WHAT THIS TASK INVOLVES: Report how many lines hold the word "keine"; answer with the number alone.

STORED ROWS:
— Start —

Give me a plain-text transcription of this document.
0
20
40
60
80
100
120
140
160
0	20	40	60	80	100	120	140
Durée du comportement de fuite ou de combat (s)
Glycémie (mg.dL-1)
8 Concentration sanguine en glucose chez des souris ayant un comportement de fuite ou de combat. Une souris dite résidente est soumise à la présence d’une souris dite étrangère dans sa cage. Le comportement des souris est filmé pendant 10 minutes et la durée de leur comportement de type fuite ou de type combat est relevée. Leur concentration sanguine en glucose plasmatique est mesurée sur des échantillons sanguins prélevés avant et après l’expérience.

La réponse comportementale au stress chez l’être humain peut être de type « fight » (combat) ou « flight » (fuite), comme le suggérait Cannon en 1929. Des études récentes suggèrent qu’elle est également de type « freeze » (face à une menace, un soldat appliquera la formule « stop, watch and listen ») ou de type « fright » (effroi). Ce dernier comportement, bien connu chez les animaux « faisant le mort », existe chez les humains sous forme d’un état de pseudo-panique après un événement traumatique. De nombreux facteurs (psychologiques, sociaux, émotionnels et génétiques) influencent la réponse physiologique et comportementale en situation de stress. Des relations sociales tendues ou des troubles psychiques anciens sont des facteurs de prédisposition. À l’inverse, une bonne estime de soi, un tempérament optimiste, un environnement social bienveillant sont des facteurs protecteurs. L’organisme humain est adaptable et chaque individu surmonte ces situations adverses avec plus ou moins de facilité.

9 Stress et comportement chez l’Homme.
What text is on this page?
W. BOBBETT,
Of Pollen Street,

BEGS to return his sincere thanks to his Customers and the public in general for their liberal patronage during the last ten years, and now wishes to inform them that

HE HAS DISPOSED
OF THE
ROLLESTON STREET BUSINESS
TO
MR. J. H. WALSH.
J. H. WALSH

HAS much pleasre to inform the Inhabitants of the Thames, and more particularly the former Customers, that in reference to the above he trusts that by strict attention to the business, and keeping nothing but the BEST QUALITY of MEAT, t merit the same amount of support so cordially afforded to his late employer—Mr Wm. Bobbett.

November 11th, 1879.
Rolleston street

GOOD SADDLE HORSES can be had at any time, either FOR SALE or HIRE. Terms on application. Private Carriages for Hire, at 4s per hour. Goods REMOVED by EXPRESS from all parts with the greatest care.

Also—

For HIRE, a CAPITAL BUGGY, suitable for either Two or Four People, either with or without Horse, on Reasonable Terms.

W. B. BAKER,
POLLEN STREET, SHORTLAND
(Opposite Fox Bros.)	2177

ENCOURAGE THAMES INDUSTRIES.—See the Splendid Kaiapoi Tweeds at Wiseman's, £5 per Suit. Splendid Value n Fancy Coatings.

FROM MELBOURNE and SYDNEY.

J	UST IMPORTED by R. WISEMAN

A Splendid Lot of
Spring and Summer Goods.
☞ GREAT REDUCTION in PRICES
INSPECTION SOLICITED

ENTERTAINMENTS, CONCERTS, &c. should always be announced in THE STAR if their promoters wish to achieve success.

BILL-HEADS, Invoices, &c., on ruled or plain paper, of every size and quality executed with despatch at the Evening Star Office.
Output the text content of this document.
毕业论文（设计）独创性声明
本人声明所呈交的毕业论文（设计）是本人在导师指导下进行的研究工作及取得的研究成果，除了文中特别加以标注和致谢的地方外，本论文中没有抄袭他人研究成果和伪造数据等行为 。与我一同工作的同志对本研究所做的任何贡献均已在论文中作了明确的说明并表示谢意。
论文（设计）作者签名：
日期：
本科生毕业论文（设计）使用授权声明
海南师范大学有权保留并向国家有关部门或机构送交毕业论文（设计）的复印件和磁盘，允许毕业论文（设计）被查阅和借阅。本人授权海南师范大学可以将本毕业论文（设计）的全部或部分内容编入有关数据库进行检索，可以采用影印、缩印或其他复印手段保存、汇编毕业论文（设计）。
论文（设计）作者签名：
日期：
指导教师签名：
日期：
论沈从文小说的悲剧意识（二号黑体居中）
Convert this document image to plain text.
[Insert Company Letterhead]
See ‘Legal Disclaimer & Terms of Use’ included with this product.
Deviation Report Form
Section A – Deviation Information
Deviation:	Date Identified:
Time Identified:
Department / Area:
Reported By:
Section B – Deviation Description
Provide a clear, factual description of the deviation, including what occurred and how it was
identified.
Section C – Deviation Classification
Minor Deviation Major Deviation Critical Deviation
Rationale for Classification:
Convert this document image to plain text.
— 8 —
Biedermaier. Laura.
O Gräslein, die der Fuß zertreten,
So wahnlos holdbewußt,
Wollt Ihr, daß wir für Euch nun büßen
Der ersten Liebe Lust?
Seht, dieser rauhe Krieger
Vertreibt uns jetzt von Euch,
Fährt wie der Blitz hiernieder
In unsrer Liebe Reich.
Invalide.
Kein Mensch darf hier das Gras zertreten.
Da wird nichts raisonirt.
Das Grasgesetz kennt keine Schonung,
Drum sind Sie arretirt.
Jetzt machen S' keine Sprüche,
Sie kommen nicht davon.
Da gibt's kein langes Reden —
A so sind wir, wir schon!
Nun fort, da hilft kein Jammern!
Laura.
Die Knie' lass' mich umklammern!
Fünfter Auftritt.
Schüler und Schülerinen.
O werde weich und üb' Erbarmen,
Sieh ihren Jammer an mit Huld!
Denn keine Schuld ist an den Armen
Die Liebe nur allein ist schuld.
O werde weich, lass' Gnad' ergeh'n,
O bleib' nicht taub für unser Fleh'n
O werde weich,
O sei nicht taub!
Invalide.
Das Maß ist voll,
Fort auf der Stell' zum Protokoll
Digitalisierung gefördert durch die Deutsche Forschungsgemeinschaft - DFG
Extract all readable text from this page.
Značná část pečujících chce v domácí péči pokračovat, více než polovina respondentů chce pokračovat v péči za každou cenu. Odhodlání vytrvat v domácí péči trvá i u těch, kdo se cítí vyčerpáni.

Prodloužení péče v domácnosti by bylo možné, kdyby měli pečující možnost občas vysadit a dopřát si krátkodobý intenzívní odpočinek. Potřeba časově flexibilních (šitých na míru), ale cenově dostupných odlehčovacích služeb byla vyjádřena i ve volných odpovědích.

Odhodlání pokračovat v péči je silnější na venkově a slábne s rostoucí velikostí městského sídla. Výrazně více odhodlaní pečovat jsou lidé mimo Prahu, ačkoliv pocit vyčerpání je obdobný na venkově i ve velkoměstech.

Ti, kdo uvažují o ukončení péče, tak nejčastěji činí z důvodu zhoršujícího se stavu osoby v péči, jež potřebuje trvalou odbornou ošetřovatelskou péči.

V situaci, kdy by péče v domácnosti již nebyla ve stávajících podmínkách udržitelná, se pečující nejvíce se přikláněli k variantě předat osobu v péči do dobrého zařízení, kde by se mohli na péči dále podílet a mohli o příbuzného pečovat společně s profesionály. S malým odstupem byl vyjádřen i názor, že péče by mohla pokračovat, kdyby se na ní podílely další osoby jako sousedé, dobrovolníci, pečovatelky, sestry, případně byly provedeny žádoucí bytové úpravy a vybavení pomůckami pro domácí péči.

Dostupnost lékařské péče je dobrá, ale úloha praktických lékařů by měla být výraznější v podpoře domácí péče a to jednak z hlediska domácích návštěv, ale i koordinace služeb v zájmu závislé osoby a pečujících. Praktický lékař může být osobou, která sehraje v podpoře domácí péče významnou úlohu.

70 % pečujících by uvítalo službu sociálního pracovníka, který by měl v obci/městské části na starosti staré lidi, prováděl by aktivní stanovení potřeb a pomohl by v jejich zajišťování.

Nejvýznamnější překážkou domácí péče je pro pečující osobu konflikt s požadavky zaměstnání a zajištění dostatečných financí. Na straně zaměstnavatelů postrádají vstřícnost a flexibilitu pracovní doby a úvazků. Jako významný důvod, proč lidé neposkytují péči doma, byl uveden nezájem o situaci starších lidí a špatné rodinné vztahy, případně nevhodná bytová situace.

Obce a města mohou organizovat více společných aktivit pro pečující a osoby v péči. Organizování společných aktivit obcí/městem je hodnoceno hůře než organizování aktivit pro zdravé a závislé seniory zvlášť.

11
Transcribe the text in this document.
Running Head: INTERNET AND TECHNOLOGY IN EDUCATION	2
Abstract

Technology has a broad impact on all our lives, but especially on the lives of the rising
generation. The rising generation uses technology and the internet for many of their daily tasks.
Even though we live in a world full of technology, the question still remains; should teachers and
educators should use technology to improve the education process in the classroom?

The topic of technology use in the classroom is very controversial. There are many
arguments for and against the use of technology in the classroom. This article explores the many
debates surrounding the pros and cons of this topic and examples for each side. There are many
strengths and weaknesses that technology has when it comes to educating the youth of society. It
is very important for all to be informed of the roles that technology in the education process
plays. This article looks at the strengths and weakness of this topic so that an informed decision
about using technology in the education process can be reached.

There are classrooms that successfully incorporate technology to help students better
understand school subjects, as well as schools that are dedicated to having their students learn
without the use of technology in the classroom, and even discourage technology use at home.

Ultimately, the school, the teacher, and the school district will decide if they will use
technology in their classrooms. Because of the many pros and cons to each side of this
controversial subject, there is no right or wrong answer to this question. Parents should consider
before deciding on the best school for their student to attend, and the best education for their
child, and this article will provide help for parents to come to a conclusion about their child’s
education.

— End —

EXERCISE SOLUTION: 3